-- EXERCISE OBJECTIVE --
Copy out the entries below in full and exactly.

-- SUPPLIED MATERIAL --

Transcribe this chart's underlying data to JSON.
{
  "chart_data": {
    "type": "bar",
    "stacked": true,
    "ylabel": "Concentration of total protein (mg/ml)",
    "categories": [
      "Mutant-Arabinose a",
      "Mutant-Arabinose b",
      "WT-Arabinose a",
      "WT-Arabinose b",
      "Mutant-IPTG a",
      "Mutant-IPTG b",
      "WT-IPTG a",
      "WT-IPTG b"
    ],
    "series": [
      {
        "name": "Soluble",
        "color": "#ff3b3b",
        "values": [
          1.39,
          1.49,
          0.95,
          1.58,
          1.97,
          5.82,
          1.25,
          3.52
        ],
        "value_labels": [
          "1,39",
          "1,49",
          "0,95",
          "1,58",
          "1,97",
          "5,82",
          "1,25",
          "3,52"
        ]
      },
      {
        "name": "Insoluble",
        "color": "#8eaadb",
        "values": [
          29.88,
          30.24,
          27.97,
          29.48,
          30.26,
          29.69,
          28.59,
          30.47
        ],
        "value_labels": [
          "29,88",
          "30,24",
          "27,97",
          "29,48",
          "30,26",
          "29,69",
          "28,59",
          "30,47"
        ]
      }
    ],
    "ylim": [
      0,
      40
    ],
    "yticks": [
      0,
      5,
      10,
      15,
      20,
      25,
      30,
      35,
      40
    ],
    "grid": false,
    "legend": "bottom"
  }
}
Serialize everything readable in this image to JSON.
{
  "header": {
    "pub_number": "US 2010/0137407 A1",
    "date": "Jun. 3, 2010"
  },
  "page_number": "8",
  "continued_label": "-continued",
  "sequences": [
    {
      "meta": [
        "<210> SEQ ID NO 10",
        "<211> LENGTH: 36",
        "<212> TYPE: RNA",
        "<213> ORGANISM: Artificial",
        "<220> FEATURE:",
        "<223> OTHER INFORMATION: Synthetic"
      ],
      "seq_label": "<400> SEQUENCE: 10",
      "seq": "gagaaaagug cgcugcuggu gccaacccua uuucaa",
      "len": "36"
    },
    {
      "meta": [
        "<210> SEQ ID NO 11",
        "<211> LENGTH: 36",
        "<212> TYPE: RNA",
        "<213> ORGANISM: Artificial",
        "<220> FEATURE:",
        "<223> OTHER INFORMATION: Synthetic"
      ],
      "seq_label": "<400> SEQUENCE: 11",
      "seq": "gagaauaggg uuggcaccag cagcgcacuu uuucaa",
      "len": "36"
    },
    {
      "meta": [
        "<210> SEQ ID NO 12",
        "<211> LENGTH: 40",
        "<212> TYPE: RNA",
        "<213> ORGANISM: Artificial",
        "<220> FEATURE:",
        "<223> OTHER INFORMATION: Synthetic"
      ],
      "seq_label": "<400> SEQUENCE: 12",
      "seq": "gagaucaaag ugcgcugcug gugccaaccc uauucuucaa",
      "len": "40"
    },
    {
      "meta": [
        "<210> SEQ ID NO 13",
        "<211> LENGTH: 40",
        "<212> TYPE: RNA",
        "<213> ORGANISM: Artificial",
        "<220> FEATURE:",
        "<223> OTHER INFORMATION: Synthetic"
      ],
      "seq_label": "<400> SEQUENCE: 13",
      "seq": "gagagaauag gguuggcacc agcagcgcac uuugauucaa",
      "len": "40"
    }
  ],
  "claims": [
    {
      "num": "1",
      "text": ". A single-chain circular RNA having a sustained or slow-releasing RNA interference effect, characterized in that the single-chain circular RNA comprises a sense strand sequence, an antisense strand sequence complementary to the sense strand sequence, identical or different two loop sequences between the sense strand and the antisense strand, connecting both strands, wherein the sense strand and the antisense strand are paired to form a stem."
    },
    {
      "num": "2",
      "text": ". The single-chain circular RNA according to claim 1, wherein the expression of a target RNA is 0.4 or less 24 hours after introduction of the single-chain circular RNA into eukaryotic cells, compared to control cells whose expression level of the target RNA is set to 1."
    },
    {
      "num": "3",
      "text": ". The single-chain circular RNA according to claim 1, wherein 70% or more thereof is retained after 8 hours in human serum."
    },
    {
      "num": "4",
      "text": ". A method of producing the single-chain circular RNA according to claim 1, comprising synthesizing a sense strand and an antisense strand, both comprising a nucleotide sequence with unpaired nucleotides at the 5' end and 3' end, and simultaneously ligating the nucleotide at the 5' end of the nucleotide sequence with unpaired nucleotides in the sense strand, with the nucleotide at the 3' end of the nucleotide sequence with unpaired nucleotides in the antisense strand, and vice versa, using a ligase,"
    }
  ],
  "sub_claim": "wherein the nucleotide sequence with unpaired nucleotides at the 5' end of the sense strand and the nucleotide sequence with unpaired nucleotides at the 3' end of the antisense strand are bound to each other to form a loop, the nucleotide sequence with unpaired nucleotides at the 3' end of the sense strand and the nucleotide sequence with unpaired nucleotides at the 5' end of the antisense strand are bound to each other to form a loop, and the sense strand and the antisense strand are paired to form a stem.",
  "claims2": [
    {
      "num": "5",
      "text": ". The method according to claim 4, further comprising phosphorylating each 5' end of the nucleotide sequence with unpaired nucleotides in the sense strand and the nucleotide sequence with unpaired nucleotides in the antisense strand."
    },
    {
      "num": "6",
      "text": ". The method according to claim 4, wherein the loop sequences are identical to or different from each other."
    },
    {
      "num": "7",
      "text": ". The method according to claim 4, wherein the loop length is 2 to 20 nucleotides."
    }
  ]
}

-- RESULT OF THIS TASK --
Transcribe this chart's underlying data to JSON.
{
  "chart_data": {
    "type": "bar",
    "stacked": true,
    "ylabel": "Concentration of total protein (mg/ml)",
    "categories": [
      "Mutant-Arabinose a",
      "Mutant-Arabinose b",
      "WT-Arabinose a",
      "WT-Arabinose b",
      "Mutant-IPTG a",
      "Mutant-IPTG b",
      "WT-IPTG a",
      "WT-IPTG b"
    ],
    "series": [
      {
        "name": "Soluble",
        "color": "#ff3b3b",
        "values": [
          1.39,
          1.49,
          0.95,
          1.58,
          1.97,
          5.82,
          1.25,
          3.52
        ],
        "value_labels": [
          "1,39",
          "1,49",
          "0,95",
          "1,58",
          "1,97",
          "5,82",
          "1,25",
          "3,52"
        ]
      },
      {
        "name": "Insoluble",
        "color": "#8eaadb",
        "values": [
          29.88,
          30.24,
          27.97,
          29.48,
          30.26,
          29.69,
          28.59,
          30.47
        ],
        "value_labels": [
          "29,88",
          "30,24",
          "27,97",
          "29,48",
          "30,26",
          "29,69",
          "28,59",
          "30,47"
        ]
      }
    ],
    "ylim": [
      0,
      40
    ],
    "yticks": [
      0,
      5,
      10,
      15,
      20,
      25,
      30,
      35,
      40
    ],
    "grid": false,
    "legend": "bottom"
  }
}
Serialize everything readable in this image to JSON.
{
  "header": {
    "pub_number": "US 2010/0137407 A1",
    "date": "Jun. 3, 2010"
  },
  "page_number": "8",
  "continued_label": "-continued",
  "sequences": [
    {
      "meta": [
        "<210> SEQ ID NO 10",
        "<211> LENGTH: 36",
        "<212> TYPE: RNA",
        "<213> ORGANISM: Artificial",
        "<220> FEATURE:",
        "<223> OTHER INFORMATION: Synthetic"
      ],
      "seq_label": "<400> SEQUENCE: 10",
      "seq": "gagaaaagug cgcugcuggu gccaacccua uuucaa",
      "len": "36"
    },
    {
      "meta": [
        "<210> SEQ ID NO 11",
        "<211> LENGTH: 36",
        "<212> TYPE: RNA",
        "<213> ORGANISM: Artificial",
        "<220> FEATURE:",
        "<223> OTHER INFORMATION: Synthetic"
      ],
      "seq_label": "<400> SEQUENCE: 11",
      "seq": "gagaauaggg uuggcaccag cagcgcacuu uuucaa",
      "len": "36"
    },
    {
      "meta": [
        "<210> SEQ ID NO 12",
        "<211> LENGTH: 40",
        "<212> TYPE: RNA",
        "<213> ORGANISM: Artificial",
        "<220> FEATURE:",
        "<223> OTHER INFORMATION: Synthetic"
      ],
      "seq_label": "<400> SEQUENCE: 12",
      "seq": "gagaucaaag ugcgcugcug gugccaaccc uauucuucaa",
      "len": "40"
    },
    {
      "meta": [
        "<210> SEQ ID NO 13",
        "<211> LENGTH: 40",
        "<212> TYPE: RNA",
        "<213> ORGANISM: Artificial",
        "<220> FEATURE:",
        "<223> OTHER INFORMATION: Synthetic"
      ],
      "seq_label": "<400> SEQUENCE: 13",
      "seq": "gagagaauag gguuggcacc agcagcgcac uuugauucaa",
      "len": "40"
    }
  ],
  "claims": [
    {
      "num": "1",
      "text": ". A single-chain circular RNA having a sustained or slow-releasing RNA interference effect, characterized in that the single-chain circular RNA comprises a sense strand sequence, an antisense strand sequence complementary to the sense strand sequence, identical or different two loop sequences between the sense strand and the antisense strand, connecting both strands, wherein the sense strand and the antisense strand are paired to form a stem."
    },
    {
      "num": "2",
      "text": ". The single-chain circular RNA according to claim 1, wherein the expression of a target RNA is 0.4 or less 24 hours after introduction of the single-chain circular RNA into eukaryotic cells, compared to control cells whose expression level of the target RNA is set to 1."
    },
    {
      "num": "3",
      "text": ". The single-chain circular RNA according to claim 1, wherein 70% or more thereof is retained after 8 hours in human serum."
    },
    {
      "num": "4",
      "text": ". A method of producing the single-chain circular RNA according to claim 1, comprising synthesizing a sense strand and an antisense strand, both comprising a nucleotide sequence with unpaired nucleotides at the 5' end and 3' end, and simultaneously ligating the nucleotide at the 5' end of the nucleotide sequence with unpaired nucleotides in the sense strand, with the nucleotide at the 3' end of the nucleotide sequence with unpaired nucleotides in the antisense strand, and vice versa, using a ligase,"
    }
  ],
  "sub_claim": "wherein the nucleotide sequence with unpaired nucleotides at the 5' end of the sense strand and the nucleotide sequence with unpaired nucleotides at the 3' end of the antisense strand are bound to each other to form a loop, the nucleotide sequence with unpaired nucleotides at the 3' end of the sense strand and the nucleotide sequence with unpaired nucleotides at the 5' end of the antisense strand are bound to each other to form a loop, and the sense strand and the antisense strand are paired to form a stem.",
  "claims2": [
    {
      "num": "5",
      "text": ". The method according to claim 4, further comprising phosphorylating each 5' end of the nucleotide sequence with unpaired nucleotides in the sense strand and the nucleotide sequence with unpaired nucleotides in the antisense strand."
    },
    {
      "num": "6",
      "text": ". The method according to claim 4, wherein the loop sequences are identical to or different from each other."
    },
    {
      "num": "7",
      "text": ". The method according to claim 4, wherein the loop length is 2 to 20 nucleotides."
    }
  ]
}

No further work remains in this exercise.